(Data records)
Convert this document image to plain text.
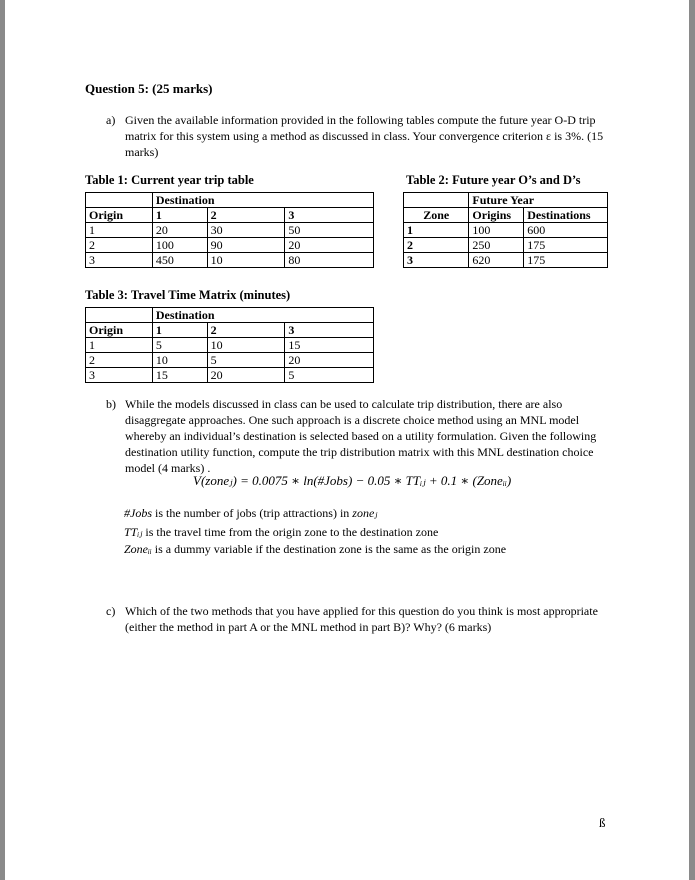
Question 5: (25 marks)
a) Given the available information provided in the following tables compute the future year O-D trip matrix for this system using a method as discussed in class. Your convergence criterion ε is 3%. (15 marks)
Table 1: Current year trip table
	Destination		
Origin	1	2	3
1	20	30	50
2	100	90	20
3	450	10	80
Table 2: Future year O’s and D’s
	Future Year	
Zone	Origins	Destinations
1	100	600
2	250	175
3	620	175
Table 3: Travel Time Matrix (minutes)
	Destination		
Origin	1	2	3
1	5	10	15
2	10	5	20
3	15	20	5
b) While the models discussed in class can be used to calculate trip distribution, there are also disaggregate approaches. One such approach is a discrete choice method using an MNL model whereby an individual’s destination is selected based on a utility formulation. Given the following destination utility function, compute the trip distribution matrix with this MNL destination choice model (4 marks) .
V(zoneⱼ) = 0.0075 ∗ ln(#Jobs) − 0.05 ∗ TTᵢⱼ + 0.1 ∗ (Zoneᵢᵢ)
#Jobs is the number of jobs (trip attractions) in zoneⱼ
TTᵢⱼ is the travel time from the origin zone to the destination zone
Zoneᵢᵢ is a dummy variable if the destination zone is the same as the origin zone
c) Which of the two methods that you have applied for this question do you think is most appropriate (either the method in part A or the MNL method in part B)? Why? (6 marks)
ß
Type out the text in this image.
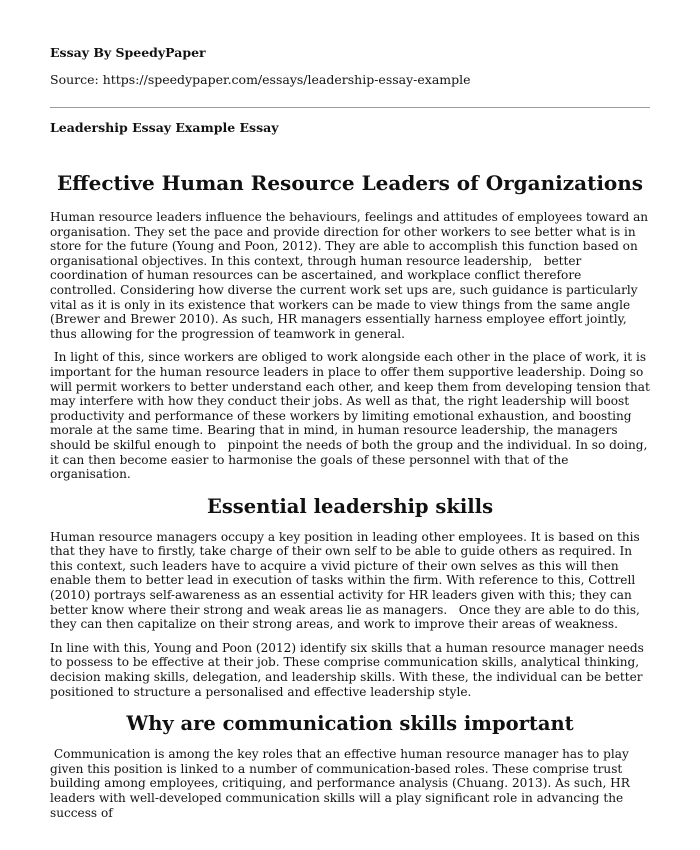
Essay By SpeedyPaper
Source: https://speedypaper.com/essays/leadership-essay-example
Leadership Essay Example Essay
Effective Human Resource Leaders of Organizations

Human resource leaders influence the behaviours, feelings and attitudes of employees toward an organisation. They set the pace and provide direction for other workers to see better what is in store for the future (Young and Poon, 2012). They are able to accomplish this function based on organisational objectives. In this context, through human resource leadership,   better coordination of human resources can be ascertained, and workplace conflict therefore controlled. Considering how diverse the current work set ups are, such guidance is particularly vital as it is only in its existence that workers can be made to view things from the same angle (Brewer and Brewer 2010). As such, HR managers essentially harness employee effort jointly, thus allowing for the progression of teamwork in general.

In light of this, since workers are obliged to work alongside each other in the place of work, it is important for the human resource leaders in place to offer them supportive leadership. Doing so will permit workers to better understand each other, and keep them from developing tension that may interfere with how they conduct their jobs. As well as that, the right leadership will boost productivity and performance of these workers by limiting emotional exhaustion, and boosting morale at the same time. Bearing that in mind, in human resource leadership, the managers should be skilful enough to   pinpoint the needs of both the group and the individual. In so doing, it can then become easier to harmonise the goals of these personnel with that of the organisation.

Essential leadership skills

Human resource managers occupy a key position in leading other employees. It is based on this that they have to firstly, take charge of their own self to be able to guide others as required. In this context, such leaders have to acquire a vivid picture of their own selves as this will then enable them to better lead in execution of tasks within the firm. With reference to this, Cottrell (2010) portrays self-awareness as an essential activity for HR leaders given with this; they can better know where their strong and weak areas lie as managers.   Once they are able to do this, they can then capitalize on their strong areas, and work to improve their areas of weakness.

In line with this, Young and Poon (2012) identify six skills that a human resource manager needs to possess to be effective at their job. These comprise communication skills, analytical thinking, decision making skills, delegation, and leadership skills. With these, the individual can be better positioned to structure a personalised and effective leadership style.

Why are communication skills important

Communication is among the key roles that an effective human resource manager has to play given this position is linked to a number of communication-based roles. These comprise trust building among employees, critiquing, and performance analysis (Chuang. 2013). As such, HR leaders with well-developed communication skills will a play significant role in advancing the success of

→ **SHORT TASK**:
Except for the pictures, give all the material above again verbatim.

→ **RESULT FOR THIS EXERCISE**:
Convert this document image to plain text.
Question 5: (25 marks)
a) Given the available information provided in the following tables compute the future year O-D trip matrix for this system using a method as discussed in class. Your convergence criterion ε is 3%. (15 marks)
Table 1: Current year trip table
	Destination		
Origin	1	2	3
1	20	30	50
2	100	90	20
3	450	10	80
Table 2: Future year O’s and D’s
	Future Year	
Zone	Origins	Destinations
1	100	600
2	250	175
3	620	175
Table 3: Travel Time Matrix (minutes)
	Destination		
Origin	1	2	3
1	5	10	15
2	10	5	20
3	15	20	5
b) While the models discussed in class can be used to calculate trip distribution, there are also disaggregate approaches. One such approach is a discrete choice method using an MNL model whereby an individual’s destination is selected based on a utility formulation. Given the following destination utility function, compute the trip distribution matrix with this MNL destination choice model (4 marks) .
V(zoneⱼ) = 0.0075 ∗ ln(#Jobs) − 0.05 ∗ TTᵢⱼ + 0.1 ∗ (Zoneᵢᵢ)
#Jobs is the number of jobs (trip attractions) in zoneⱼ
TTᵢⱼ is the travel time from the origin zone to the destination zone
Zoneᵢᵢ is a dummy variable if the destination zone is the same as the origin zone
c) Which of the two methods that you have applied for this question do you think is most appropriate (either the method in part A or the MNL method in part B)? Why? (6 marks)
ß
Type out the text in this image.
Essay By SpeedyPaper
Source: https://speedypaper.com/essays/leadership-essay-example
Leadership Essay Example Essay
Effective Human Resource Leaders of Organizations

Human resource leaders influence the behaviours, feelings and attitudes of employees toward an organisation. They set the pace and provide direction for other workers to see better what is in store for the future (Young and Poon, 2012). They are able to accomplish this function based on organisational objectives. In this context, through human resource leadership,   better coordination of human resources can be ascertained, and workplace conflict therefore controlled. Considering how diverse the current work set ups are, such guidance is particularly vital as it is only in its existence that workers can be made to view things from the same angle (Brewer and Brewer 2010). As such, HR managers essentially harness employee effort jointly, thus allowing for the progression of teamwork in general.

In light of this, since workers are obliged to work alongside each other in the place of work, it is important for the human resource leaders in place to offer them supportive leadership. Doing so will permit workers to better understand each other, and keep them from developing tension that may interfere with how they conduct their jobs. As well as that, the right leadership will boost productivity and performance of these workers by limiting emotional exhaustion, and boosting morale at the same time. Bearing that in mind, in human resource leadership, the managers should be skilful enough to   pinpoint the needs of both the group and the individual. In so doing, it can then become easier to harmonise the goals of these personnel with that of the organisation.

Essential leadership skills

Human resource managers occupy a key position in leading other employees. It is based on this that they have to firstly, take charge of their own self to be able to guide others as required. In this context, such leaders have to acquire a vivid picture of their own selves as this will then enable them to better lead in execution of tasks within the firm. With reference to this, Cottrell (2010) portrays self-awareness as an essential activity for HR leaders given with this; they can better know where their strong and weak areas lie as managers.   Once they are able to do this, they can then capitalize on their strong areas, and work to improve their areas of weakness.

In line with this, Young and Poon (2012) identify six skills that a human resource manager needs to possess to be effective at their job. These comprise communication skills, analytical thinking, decision making skills, delegation, and leadership skills. With these, the individual can be better positioned to structure a personalised and effective leadership style.

Why are communication skills important

Communication is among the key roles that an effective human resource manager has to play given this position is linked to a number of communication-based roles. These comprise trust building among employees, critiquing, and performance analysis (Chuang. 2013). As such, HR leaders with well-developed communication skills will a play significant role in advancing the success of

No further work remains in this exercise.